* Data for this exercise
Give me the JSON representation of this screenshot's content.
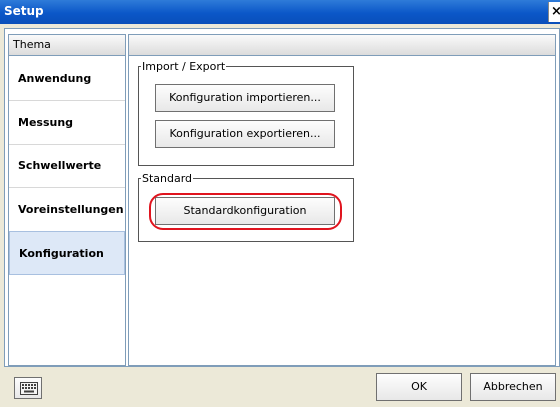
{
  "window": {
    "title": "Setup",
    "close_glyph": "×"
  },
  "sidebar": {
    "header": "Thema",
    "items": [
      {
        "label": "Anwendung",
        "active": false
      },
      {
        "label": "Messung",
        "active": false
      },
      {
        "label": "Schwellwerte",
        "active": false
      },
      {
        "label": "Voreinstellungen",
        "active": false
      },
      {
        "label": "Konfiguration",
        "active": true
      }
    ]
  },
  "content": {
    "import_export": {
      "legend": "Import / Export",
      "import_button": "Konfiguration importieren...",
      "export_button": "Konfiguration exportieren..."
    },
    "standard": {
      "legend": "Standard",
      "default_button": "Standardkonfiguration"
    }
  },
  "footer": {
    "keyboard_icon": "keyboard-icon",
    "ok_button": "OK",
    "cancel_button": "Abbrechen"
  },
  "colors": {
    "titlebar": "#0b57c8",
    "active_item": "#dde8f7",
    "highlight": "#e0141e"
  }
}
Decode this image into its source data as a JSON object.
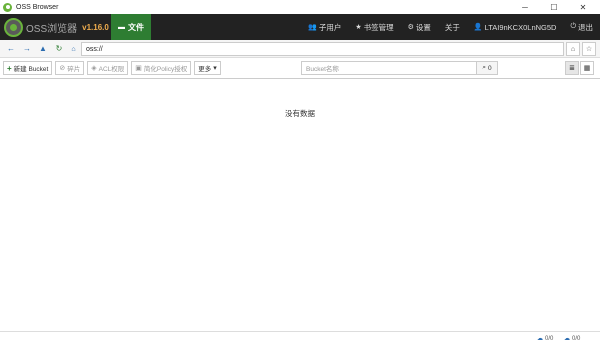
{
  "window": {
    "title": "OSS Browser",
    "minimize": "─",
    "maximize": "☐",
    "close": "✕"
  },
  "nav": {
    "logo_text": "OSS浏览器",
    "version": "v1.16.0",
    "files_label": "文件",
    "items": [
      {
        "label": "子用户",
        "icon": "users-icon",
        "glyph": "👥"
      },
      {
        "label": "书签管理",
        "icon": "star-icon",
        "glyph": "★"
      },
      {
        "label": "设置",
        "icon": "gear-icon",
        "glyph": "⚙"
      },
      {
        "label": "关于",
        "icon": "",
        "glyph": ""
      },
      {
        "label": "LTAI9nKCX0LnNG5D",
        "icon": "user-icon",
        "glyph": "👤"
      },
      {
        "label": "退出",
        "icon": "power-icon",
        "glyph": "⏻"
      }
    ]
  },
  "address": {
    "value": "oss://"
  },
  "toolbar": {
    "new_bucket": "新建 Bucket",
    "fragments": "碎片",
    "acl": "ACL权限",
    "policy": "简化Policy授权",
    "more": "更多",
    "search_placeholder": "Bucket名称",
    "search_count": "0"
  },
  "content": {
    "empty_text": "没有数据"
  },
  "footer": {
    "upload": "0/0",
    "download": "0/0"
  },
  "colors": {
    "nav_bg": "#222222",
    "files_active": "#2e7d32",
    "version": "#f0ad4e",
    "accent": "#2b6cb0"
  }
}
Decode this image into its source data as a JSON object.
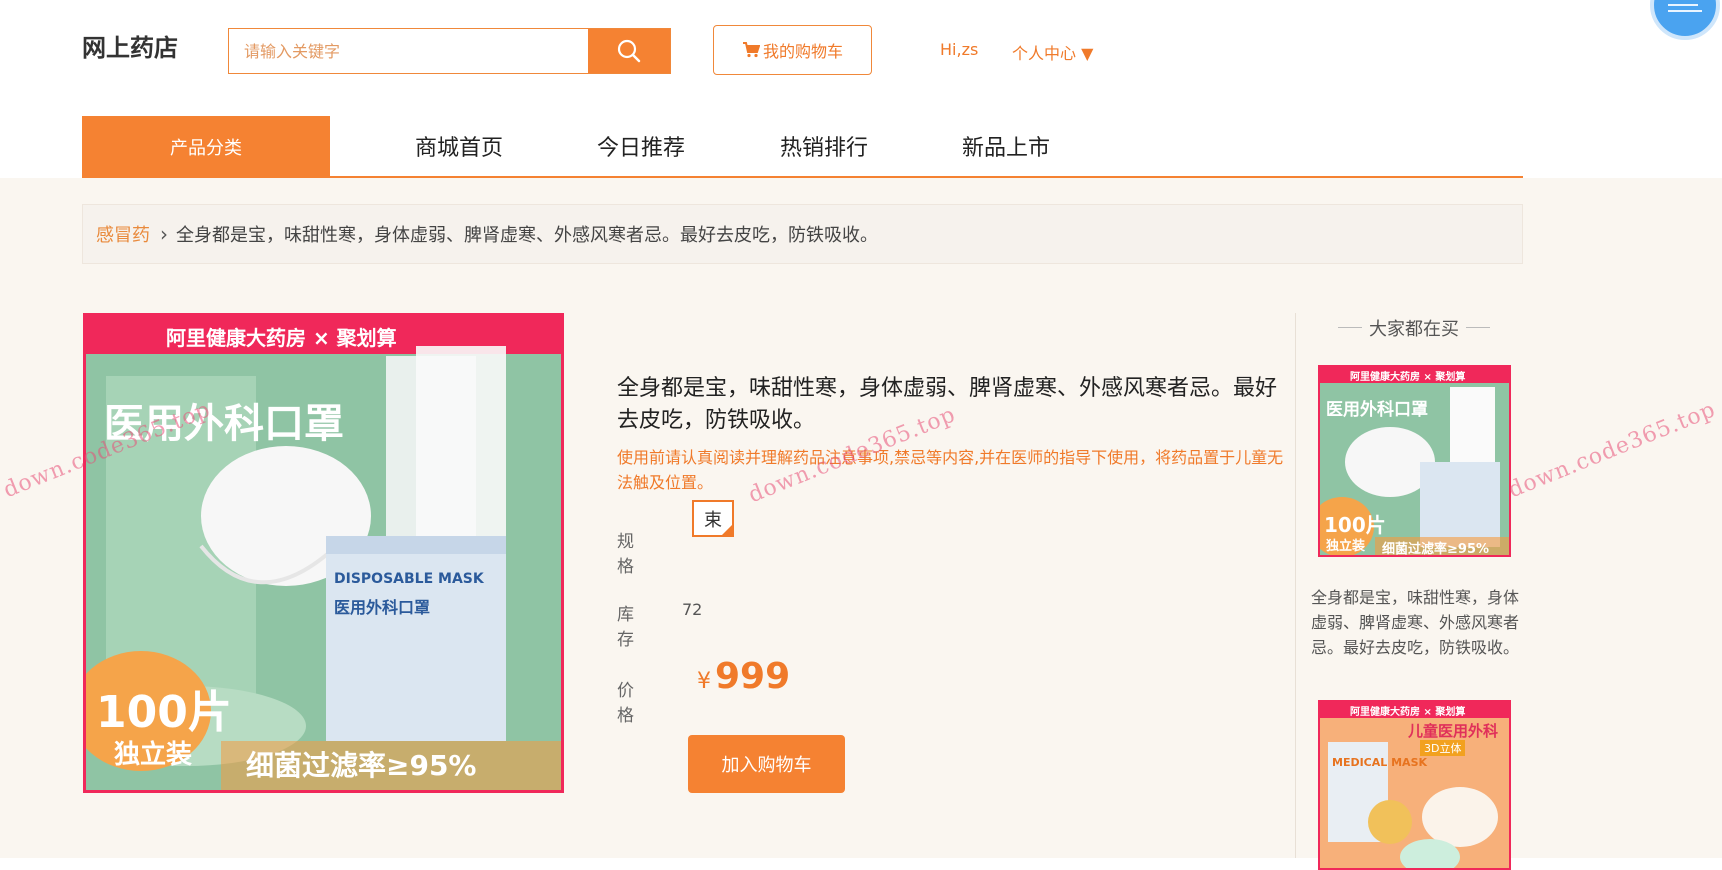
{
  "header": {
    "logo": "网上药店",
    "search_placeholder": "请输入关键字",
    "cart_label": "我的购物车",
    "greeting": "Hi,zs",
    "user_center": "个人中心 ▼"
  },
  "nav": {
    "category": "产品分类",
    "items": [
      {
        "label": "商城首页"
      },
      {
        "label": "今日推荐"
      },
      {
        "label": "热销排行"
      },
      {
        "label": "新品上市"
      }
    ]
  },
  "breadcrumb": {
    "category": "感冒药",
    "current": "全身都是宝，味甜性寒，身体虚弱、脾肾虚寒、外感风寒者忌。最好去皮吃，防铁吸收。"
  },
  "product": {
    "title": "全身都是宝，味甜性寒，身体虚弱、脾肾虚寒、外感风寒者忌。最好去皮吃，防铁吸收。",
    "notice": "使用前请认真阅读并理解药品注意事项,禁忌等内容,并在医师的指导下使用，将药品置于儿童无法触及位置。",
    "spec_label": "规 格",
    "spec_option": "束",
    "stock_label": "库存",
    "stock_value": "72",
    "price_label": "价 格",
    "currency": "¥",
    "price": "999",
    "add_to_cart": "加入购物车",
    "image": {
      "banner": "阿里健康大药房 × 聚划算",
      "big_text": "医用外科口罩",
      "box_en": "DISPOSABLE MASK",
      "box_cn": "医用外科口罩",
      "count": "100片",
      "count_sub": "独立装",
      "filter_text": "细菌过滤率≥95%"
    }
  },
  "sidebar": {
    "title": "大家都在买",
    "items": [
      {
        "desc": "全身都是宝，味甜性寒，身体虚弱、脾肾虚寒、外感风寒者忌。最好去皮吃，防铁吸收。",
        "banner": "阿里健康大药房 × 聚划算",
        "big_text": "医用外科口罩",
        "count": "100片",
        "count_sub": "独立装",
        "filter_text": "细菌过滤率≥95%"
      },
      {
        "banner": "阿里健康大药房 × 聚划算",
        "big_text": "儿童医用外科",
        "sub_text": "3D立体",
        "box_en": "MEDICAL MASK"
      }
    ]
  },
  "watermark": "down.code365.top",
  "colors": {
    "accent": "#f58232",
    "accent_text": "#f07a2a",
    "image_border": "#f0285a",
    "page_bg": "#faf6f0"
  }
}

* Written exercise
Write out every line of the listing that holds the word "legend".

* Exercise response
      "legend": "Import / Export",
      "legend": "Standard",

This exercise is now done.